▸ Excerpted records:
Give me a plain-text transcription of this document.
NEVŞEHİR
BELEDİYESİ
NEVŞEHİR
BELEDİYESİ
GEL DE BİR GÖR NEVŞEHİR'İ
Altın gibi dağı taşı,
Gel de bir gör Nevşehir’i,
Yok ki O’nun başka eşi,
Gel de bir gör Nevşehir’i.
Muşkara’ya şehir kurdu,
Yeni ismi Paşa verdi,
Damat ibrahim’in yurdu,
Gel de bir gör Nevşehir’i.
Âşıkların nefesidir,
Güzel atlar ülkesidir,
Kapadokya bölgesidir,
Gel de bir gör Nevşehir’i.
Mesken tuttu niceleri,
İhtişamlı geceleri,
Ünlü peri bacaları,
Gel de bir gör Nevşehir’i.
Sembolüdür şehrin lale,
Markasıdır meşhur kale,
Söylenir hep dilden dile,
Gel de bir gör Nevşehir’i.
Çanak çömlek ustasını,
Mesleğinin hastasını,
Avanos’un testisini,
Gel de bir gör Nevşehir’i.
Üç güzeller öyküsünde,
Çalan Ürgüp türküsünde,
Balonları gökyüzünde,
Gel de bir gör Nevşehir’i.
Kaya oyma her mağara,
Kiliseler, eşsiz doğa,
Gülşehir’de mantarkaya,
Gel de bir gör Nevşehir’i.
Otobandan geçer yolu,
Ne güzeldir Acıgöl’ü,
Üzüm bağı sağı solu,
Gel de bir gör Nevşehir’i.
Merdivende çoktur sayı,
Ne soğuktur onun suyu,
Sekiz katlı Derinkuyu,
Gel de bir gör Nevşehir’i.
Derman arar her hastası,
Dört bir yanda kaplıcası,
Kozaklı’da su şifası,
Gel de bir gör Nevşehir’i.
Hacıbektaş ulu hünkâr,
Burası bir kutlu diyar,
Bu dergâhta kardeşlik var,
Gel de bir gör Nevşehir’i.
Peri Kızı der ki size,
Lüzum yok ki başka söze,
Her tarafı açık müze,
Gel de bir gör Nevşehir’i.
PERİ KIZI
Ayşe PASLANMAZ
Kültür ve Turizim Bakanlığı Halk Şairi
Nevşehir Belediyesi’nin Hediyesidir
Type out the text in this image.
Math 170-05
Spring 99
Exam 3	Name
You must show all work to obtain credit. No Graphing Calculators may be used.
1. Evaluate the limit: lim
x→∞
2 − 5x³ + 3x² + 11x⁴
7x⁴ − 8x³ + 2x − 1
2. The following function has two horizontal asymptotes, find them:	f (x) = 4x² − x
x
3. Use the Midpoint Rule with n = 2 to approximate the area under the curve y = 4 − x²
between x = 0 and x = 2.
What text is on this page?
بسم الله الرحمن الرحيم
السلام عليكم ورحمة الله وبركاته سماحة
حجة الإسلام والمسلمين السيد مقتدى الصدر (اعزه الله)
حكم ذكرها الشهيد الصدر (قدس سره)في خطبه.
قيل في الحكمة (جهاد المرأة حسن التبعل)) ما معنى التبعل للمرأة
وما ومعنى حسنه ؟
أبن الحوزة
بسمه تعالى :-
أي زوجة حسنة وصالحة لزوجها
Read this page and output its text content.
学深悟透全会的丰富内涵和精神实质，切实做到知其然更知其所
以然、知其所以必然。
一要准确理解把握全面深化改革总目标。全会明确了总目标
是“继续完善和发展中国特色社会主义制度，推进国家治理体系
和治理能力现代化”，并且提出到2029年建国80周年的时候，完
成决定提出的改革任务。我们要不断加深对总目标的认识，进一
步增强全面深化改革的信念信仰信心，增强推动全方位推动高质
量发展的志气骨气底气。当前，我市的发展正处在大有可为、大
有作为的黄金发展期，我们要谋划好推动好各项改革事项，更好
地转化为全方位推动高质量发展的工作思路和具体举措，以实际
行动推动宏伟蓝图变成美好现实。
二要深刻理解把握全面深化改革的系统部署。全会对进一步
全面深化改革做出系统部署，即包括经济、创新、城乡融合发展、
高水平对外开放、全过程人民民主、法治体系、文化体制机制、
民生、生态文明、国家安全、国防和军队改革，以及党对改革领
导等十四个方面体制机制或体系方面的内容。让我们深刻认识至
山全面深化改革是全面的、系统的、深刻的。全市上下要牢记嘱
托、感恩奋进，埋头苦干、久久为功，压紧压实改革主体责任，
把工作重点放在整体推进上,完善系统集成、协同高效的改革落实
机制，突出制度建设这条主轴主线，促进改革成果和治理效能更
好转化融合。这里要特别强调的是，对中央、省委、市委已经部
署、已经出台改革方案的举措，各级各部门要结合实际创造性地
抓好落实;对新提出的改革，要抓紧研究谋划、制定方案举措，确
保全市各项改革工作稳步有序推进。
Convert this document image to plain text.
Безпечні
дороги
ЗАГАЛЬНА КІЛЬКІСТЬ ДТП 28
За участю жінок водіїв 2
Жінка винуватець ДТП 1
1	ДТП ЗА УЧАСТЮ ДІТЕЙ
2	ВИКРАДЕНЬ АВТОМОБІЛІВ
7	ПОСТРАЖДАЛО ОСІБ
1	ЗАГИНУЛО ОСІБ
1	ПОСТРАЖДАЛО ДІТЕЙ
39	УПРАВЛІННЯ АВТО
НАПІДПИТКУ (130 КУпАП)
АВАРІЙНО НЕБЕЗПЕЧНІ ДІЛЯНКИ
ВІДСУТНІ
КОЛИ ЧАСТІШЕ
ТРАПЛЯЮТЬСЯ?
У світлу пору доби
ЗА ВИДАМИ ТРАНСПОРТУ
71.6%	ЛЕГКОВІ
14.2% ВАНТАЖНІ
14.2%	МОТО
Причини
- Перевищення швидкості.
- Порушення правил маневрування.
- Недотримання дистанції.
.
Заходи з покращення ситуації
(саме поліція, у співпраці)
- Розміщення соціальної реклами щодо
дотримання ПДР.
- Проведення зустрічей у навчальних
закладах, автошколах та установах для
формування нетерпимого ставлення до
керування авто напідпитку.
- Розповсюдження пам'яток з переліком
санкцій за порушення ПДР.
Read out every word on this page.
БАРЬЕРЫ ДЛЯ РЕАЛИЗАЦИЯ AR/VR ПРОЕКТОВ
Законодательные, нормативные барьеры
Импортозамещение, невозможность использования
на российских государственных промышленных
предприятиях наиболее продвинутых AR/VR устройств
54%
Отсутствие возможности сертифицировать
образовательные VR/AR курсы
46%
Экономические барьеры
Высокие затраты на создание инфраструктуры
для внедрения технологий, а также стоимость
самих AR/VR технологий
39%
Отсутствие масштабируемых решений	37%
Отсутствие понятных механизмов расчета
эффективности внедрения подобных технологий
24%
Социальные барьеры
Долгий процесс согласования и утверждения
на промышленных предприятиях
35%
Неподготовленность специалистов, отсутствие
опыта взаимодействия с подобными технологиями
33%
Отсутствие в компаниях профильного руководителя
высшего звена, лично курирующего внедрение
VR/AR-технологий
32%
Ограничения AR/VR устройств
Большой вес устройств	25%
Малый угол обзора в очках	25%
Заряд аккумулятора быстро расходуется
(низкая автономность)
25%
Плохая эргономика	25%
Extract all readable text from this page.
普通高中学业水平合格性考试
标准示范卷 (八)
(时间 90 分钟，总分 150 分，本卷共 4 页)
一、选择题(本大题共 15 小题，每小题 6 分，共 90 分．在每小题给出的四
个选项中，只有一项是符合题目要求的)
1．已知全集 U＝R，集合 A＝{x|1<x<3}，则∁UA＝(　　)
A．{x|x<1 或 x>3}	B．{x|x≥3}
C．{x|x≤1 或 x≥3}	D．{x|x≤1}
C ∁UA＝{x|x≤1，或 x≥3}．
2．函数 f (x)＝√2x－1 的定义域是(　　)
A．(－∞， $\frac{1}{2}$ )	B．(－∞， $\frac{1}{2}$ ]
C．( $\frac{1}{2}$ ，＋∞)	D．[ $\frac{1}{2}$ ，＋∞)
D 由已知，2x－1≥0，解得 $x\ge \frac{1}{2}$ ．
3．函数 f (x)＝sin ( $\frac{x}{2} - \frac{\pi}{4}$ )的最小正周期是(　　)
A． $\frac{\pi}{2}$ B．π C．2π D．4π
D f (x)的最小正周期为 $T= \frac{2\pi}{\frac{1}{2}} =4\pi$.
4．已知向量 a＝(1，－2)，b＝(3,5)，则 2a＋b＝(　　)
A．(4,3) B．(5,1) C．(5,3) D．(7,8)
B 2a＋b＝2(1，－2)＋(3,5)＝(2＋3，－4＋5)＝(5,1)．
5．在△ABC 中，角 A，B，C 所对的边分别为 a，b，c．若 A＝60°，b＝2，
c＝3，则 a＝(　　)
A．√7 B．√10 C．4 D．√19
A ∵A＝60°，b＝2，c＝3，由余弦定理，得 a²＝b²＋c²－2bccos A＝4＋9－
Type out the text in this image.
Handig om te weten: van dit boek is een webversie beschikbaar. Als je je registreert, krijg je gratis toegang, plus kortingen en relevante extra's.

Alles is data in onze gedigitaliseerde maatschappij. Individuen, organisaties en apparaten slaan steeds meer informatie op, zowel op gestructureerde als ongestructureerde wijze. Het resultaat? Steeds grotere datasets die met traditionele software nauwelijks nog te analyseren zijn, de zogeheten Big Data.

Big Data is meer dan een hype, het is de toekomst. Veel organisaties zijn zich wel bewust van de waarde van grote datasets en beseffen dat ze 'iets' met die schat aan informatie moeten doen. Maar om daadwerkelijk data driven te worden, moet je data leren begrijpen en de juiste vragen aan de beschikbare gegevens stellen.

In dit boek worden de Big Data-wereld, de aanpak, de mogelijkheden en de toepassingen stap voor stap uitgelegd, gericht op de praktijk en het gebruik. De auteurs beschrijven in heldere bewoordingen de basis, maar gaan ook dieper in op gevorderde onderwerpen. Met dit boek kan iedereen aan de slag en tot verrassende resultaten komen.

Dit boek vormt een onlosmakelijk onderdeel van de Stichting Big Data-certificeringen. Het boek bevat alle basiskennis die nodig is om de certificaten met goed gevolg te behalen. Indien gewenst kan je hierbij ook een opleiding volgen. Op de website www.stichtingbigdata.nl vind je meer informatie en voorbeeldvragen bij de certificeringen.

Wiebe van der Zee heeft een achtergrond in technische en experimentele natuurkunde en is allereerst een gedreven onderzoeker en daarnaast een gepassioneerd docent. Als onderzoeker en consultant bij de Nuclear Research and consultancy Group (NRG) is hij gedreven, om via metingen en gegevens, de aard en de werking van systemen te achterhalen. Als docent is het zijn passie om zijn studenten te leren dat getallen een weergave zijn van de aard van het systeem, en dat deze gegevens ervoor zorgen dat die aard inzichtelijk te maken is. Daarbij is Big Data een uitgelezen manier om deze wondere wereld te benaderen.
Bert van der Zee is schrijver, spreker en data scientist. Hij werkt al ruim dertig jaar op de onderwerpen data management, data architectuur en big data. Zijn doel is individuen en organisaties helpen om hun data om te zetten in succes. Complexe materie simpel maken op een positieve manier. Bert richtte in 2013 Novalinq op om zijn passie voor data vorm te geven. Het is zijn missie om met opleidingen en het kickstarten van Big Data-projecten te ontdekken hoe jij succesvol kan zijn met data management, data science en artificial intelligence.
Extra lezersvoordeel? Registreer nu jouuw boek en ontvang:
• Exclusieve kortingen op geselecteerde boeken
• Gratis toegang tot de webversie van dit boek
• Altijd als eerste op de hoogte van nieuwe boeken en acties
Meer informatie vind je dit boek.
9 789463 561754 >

▸ What you will do: Pull out every line of the entries that includes the word "informatie".

▸ The completed task:
Alles is data in onze gedigitaliseerde maatschappij. Individuen, organisaties en apparaten slaan steeds meer informatie op, zowel op gestructureerde als ongestructureerde wijze. Het resultaat? Steeds grotere datasets die met traditionele software nauwelijks nog te analyseren zijn, de zogeheten Big Data.
Big Data is meer dan een hype, het is de toekomst. Veel organisaties zijn zich wel bewust van de waarde van grote datasets en beseffen dat ze 'iets' met die schat aan informatie moeten doen. Maar om daadwerkelijk data driven te worden, moet je data leren begrijpen en de juiste vragen aan de beschikbare gegevens stellen.
Dit boek vormt een onlosmakelijk onderdeel van de Stichting Big Data-certificeringen. Het boek bevat alle basiskennis die nodig is om de certificaten met goed gevolg te behalen. Indien gewenst kan je hierbij ook een opleiding volgen. Op de website www.stichtingbigdata.nl vind je meer informatie en voorbeeldvragen bij de certificeringen.
Meer informatie vind je dit boek.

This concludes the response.